Render the following material again verbatim, leaving nothing out.

▽

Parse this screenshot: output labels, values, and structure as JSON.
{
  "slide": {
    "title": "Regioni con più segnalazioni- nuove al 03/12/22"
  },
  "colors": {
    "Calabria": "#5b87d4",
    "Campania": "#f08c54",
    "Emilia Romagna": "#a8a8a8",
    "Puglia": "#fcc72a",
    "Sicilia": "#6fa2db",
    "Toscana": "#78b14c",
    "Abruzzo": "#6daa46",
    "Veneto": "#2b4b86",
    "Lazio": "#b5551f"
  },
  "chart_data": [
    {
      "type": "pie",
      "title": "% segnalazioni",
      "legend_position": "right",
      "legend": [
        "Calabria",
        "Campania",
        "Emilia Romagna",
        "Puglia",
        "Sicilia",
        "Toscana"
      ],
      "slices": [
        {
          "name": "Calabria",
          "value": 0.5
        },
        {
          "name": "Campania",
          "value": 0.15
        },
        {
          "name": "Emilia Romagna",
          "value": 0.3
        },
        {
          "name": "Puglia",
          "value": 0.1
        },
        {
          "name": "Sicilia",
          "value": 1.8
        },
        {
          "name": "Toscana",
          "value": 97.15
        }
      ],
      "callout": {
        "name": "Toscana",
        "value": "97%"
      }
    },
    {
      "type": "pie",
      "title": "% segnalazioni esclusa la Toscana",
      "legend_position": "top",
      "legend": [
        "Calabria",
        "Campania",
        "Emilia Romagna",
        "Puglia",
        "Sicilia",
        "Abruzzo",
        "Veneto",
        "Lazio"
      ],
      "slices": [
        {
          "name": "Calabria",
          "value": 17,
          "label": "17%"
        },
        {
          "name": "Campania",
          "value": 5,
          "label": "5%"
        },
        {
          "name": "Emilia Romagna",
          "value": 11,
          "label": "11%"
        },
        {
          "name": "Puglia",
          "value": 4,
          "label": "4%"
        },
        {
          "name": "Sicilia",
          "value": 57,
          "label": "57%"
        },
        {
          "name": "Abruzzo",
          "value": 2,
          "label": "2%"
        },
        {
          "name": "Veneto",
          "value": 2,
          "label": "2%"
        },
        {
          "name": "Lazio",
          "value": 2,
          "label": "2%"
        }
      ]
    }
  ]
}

△

ANSWER TO THE TASK →
Parse this screenshot: output labels, values, and structure as JSON.
{
  "slide": {
    "title": "Regioni con più segnalazioni- nuove al 03/12/22"
  },
  "colors": {
    "Calabria": "#5b87d4",
    "Campania": "#f08c54",
    "Emilia Romagna": "#a8a8a8",
    "Puglia": "#fcc72a",
    "Sicilia": "#6fa2db",
    "Toscana": "#78b14c",
    "Abruzzo": "#6daa46",
    "Veneto": "#2b4b86",
    "Lazio": "#b5551f"
  },
  "chart_data": [
    {
      "type": "pie",
      "title": "% segnalazioni",
      "legend_position": "right",
      "legend": [
        "Calabria",
        "Campania",
        "Emilia Romagna",
        "Puglia",
        "Sicilia",
        "Toscana"
      ],
      "slices": [
        {
          "name": "Calabria",
          "value": 0.5
        },
        {
          "name": "Campania",
          "value": 0.15
        },
        {
          "name": "Emilia Romagna",
          "value": 0.3
        },
        {
          "name": "Puglia",
          "value": 0.1
        },
        {
          "name": "Sicilia",
          "value": 1.8
        },
        {
          "name": "Toscana",
          "value": 97.15
        }
      ],
      "callout": {
        "name": "Toscana",
        "value": "97%"
      }
    },
    {
      "type": "pie",
      "title": "% segnalazioni esclusa la Toscana",
      "legend_position": "top",
      "legend": [
        "Calabria",
        "Campania",
        "Emilia Romagna",
        "Puglia",
        "Sicilia",
        "Abruzzo",
        "Veneto",
        "Lazio"
      ],
      "slices": [
        {
          "name": "Calabria",
          "value": 17,
          "label": "17%"
        },
        {
          "name": "Campania",
          "value": 5,
          "label": "5%"
        },
        {
          "name": "Emilia Romagna",
          "value": 11,
          "label": "11%"
        },
        {
          "name": "Puglia",
          "value": 4,
          "label": "4%"
        },
        {
          "name": "Sicilia",
          "value": 57,
          "label": "57%"
        },
        {
          "name": "Abruzzo",
          "value": 2,
          "label": "2%"
        },
        {
          "name": "Veneto",
          "value": 2,
          "label": "2%"
        },
        {
          "name": "Lazio",
          "value": 2,
          "label": "2%"
        }
      ]
    }
  ]
}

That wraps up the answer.